• [Tarefa proposta 1] Reproduza sem alterações o trecho dos registros que vai da linha que contém "card-title: Customer Portal" até a linha que contém "nav-link[interactable]: Home <box>304", com as duas incluídas.

• [Texto]
^^^^^^^^

A degeneração da democracia no Brasil é fruto de dois fenômenos: a sequência desastrosa de governos populistas e o crescente ativismo judicial do Supremo Tribunal Federal (STF). O primeiro se resolve com o voto consciente e com os partidos políticos fazendo uma seleção mais criteriosa dos seus candidatos. O segundo, com a adoção de freios e contrapesos para restabelecer o equilíbrio entre os Poderes e conter o ativismo judicial – a ânsia de juízes do STF de legislar e implementar políticas públicas; duas atividades que competem exclusivamente aos Poderes Legislativo e Executivo.
Existem vários projetos tramitando no Congresso para frear o ativismo judicial, mas a melhor solução seria a autocontenção do próprio Supremo. Há pelo menos seis medidas imprescindíveis para restabelecer a credibilidade do STF.
1) Encerrar imediatamente inquéritos por tempo indeterminado e sigilosos e decisões arbitrárias que desrespeitam os fundamentos do direito à ampla defesa e o respeito ao devido processo legal. É inconcebível um STF que censura a liberdade de expressão; determina prisão de cidadãos sem o devido processo legal e ampla defesa; e desrespeita o direito pleno de parlamentares de usar a tribuna da Câmara para denunciar abuso de poder de membros do magistrado. Tais medidas não colaboram para “salvar a democracia”; ao contrário, contribuem para a degeneração da democracia e a corrosão da credibilidade das leis e da Constituição.
2) Combater a impunidade e a corrupção. O plenário do STF precisa urgentemente corrigir as decisões monocráticas descabidas e imorais de juízes que invalidaram o trabalho cuidadoso do Poder Judiciário que condenou empresas corruptas e corruptores confessos de participaram do maior escândalo de corrupção da história do País. Se as decisões monocráticas de Dias Toffoli e Gilmar Mendes não forem revertidas no plenário, podemos encomendar o sepultamento do Estado Democrático de Direito e proclamar a república da impunidade.
3) Fim de decisões monocráticas. O STF, como guardião da Constituição, deve se manifestar como colegiado. Não pode haver um mecanismo arbitrário que permite ao entendimento de um único juiz se sobrepor à decisão do Congresso Nacional e do Poder Executivo. A decisões monocráticas geram insegurança jurídica, como foi o caso do entendimento do ministro Ricardo Lewandowski sobre a Lei das Estatais. A decisão monocrática permitiu o aparelhamento político das estatais até o plenário do STF reverter a decisão. Mas o estrago já havia sido feito e pode-se debitar à decisão de Lewandowski o desarranjo da governança nas estatais que contribuiu para o gigantesco rombo financeiro das empresas públicas em 2024.

^^^^^^^^

• [Registros fornecidos]

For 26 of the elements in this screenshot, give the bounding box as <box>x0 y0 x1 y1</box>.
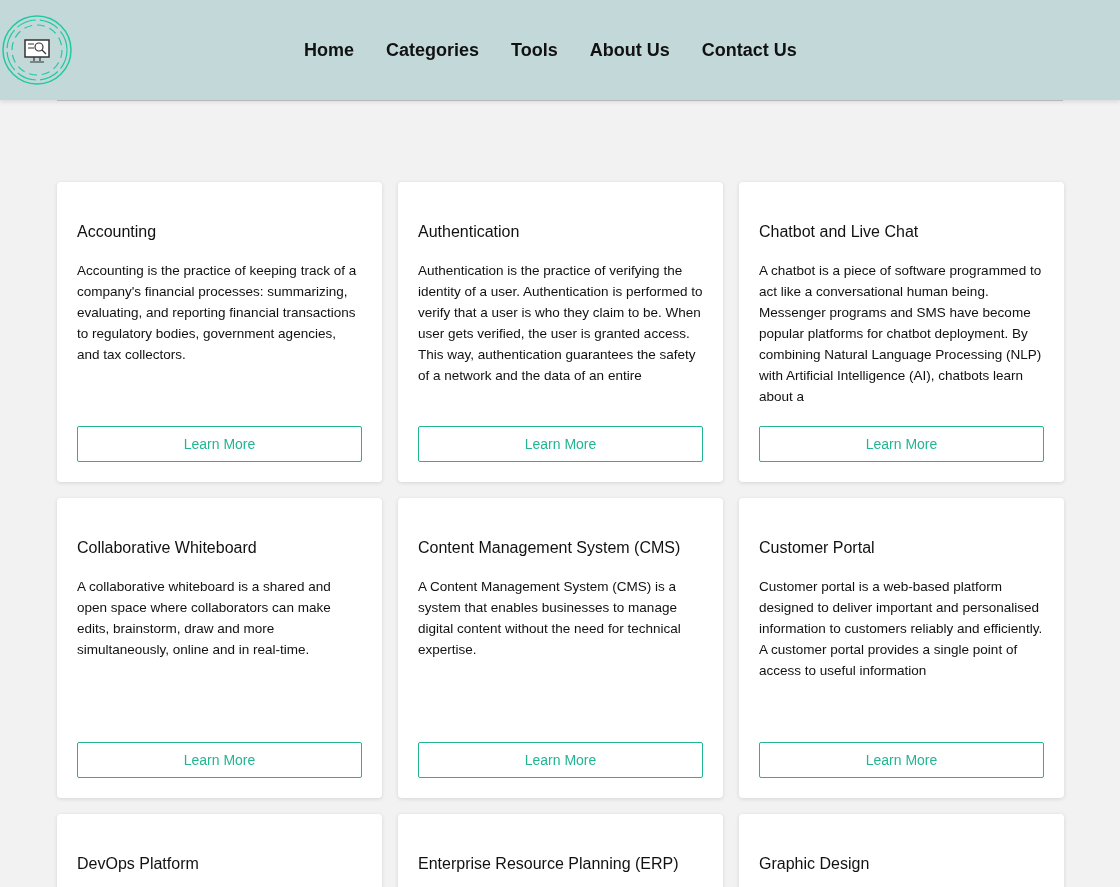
card-title: Customer Portal <box>759 538 876 558</box>
card-title: Collaborative Whiteboard <box>77 538 258 558</box>
learn-more-button[interactable]: Learn More <box>759 742 1044 778</box>
learn-more-button[interactable]: Learn More <box>418 426 703 462</box>
card-title: Graphic Design <box>759 854 871 874</box>
card-description: Customer portal is a web-based platform designed to deliver important and personalised information to customers reliably and efficiently. A customer portal provides a single point of access to useful information <box>759 578 1044 680</box>
card-description: A Content Management System (CMS) is a system that enables businesses to manage digital content without the need for technical expertise. <box>418 578 682 659</box>
nav-link[interactable]: Home <box>304 39 354 61</box>
card-description: Accounting is the practice of keeping track of a company's financial processes: summarizing, evaluating, and reporting financial transactions to regulatory bodies, government agencies, and tax collectors. <box>77 262 358 364</box>
learn-more-button[interactable]: Learn More <box>418 742 703 778</box>
nav-link[interactable]: Contact Us <box>701 39 797 61</box>
nav-link[interactable]: Tools <box>511 39 558 61</box>
nav-link[interactable]: Categories <box>386 39 480 61</box>
nav-link[interactable]: About Us <box>589 39 670 61</box>
card-description: Authentication is the practice of verifying the identity of a user. Authentication is performed to verify that a user is who they claim to be. When user gets verified, the user is granted access. This way, authentication guarantees the safety of a network and the data of an entire <box>418 262 703 385</box>
card-description: A collaborative whiteboard is a shared and open space where collaborators can make edits, brainstorm, draw and more simultaneously, online and in real-time. <box>77 578 332 659</box>
card-title: Enterprise Resource Planning (ERP) <box>418 854 680 874</box>
card-title: Chatbot and Live Chat <box>759 222 920 242</box>
card-description: A chatbot is a piece of software programmed to act like a conversational human being. Messenger programs and SMS have become popular platforms for chatbot deployment. By combining Natural Language Processing (NLP) with Artificial Intelligence (AI), chatbots learn about a <box>759 262 1043 406</box>
card-title: Authentication <box>418 222 521 242</box>
card-title: Content Management System (CMS) <box>418 538 682 558</box>
learn-more-button[interactable]: Learn More <box>77 742 362 778</box>
learn-more-button[interactable]: Learn More <box>77 426 362 462</box>
card-title: DevOps Platform <box>77 854 200 874</box>
card-title: Accounting <box>77 222 158 242</box>
learn-more-button[interactable]: Learn More <box>759 426 1044 462</box>
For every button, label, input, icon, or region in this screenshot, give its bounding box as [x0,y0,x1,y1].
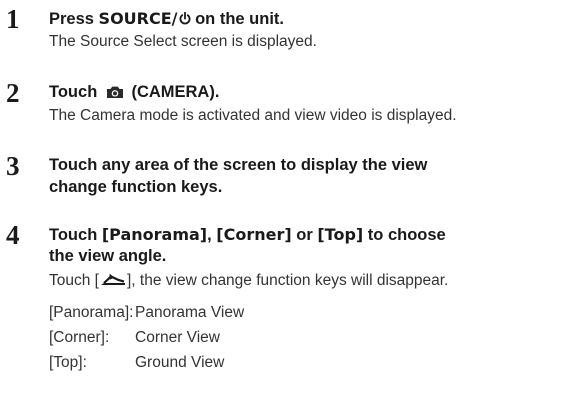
step-description: The Camera mode is activated and view vi… [49,107,457,124]
step-heading-line-1: Touch any area of the screen to display … [49,156,428,174]
panorama-keyword: [Panorama] [101,225,208,244]
view-value: Corner View [135,329,221,346]
description-text: Touch [ [49,272,99,289]
heading-text: Press [49,10,99,28]
description-text: ], the view change function keys will di… [126,272,449,289]
view-value: Panorama View [135,304,245,321]
step-number: 4 [6,220,20,250]
step-heading-line-2: change function keys. [49,178,223,196]
step-number: 2 [6,78,20,108]
return-icon [100,273,125,285]
step-heading-line-1: Touch [Panorama], [Corner] or [Top] to c… [49,224,446,246]
step-heading-line-2: the view angle. [49,247,167,265]
heading-text: (CAMERA). [126,83,220,101]
view-key: [Panorama]: [49,304,134,321]
step-description: Touch [ ], the view change function keys… [49,271,448,291]
corner-keyword: [Corner] [216,225,292,244]
step-number: 1 [6,4,20,34]
view-value: Ground View [135,354,225,371]
heading-text: Touch [49,226,102,244]
heading-text: , [207,226,217,244]
heading-text: Touch [49,83,102,101]
heading-text: on the unit. [190,10,284,28]
power-icon [179,12,190,25]
step-number: 3 [6,151,20,181]
heading-text: or [291,226,318,244]
step-heading: Touch (CAMERA). [49,82,219,103]
source-keyword: SOURCE/ [98,9,178,28]
heading-text: to choose [363,226,446,244]
view-key: [Corner]: [49,329,110,346]
top-keyword: [Top] [317,225,364,244]
step-description: The Source Select screen is displayed. [49,33,317,50]
step-heading: Press SOURCE/ on the unit. [49,8,284,30]
view-key: [Top]: [49,354,87,371]
camera-icon [106,86,123,98]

^^^^^^^^

• [Tarefa proposta 2] Por favor, liste os ministros do STF que o texto sobre o ativismo judicial cita pelo nome.

• [Resposta correta 1]
card-title: Customer Portal <box>759 538 876 558</box>
card-title: Collaborative Whiteboard <box>77 538 258 558</box>
learn-more-button[interactable]: Learn More <box>759 742 1044 778</box>
learn-more-button[interactable]: Learn More <box>418 426 703 462</box>
card-title: Graphic Design <box>759 854 871 874</box>
card-description: Customer portal is a web-based platform designed to deliver important and personalised information to customers reliably and efficiently. A customer portal provides a single point of access to useful information <box>759 578 1044 680</box>
card-description: A Content Management System (CMS) is a system that enables businesses to manage digital content without the need for technical expertise. <box>418 578 682 659</box>
nav-link[interactable]: Home <box>304 39 354 61</box>

• [Resposta correta 2]
Dias Toffoli
Gilmar Mendes
Ricardo Lewandowski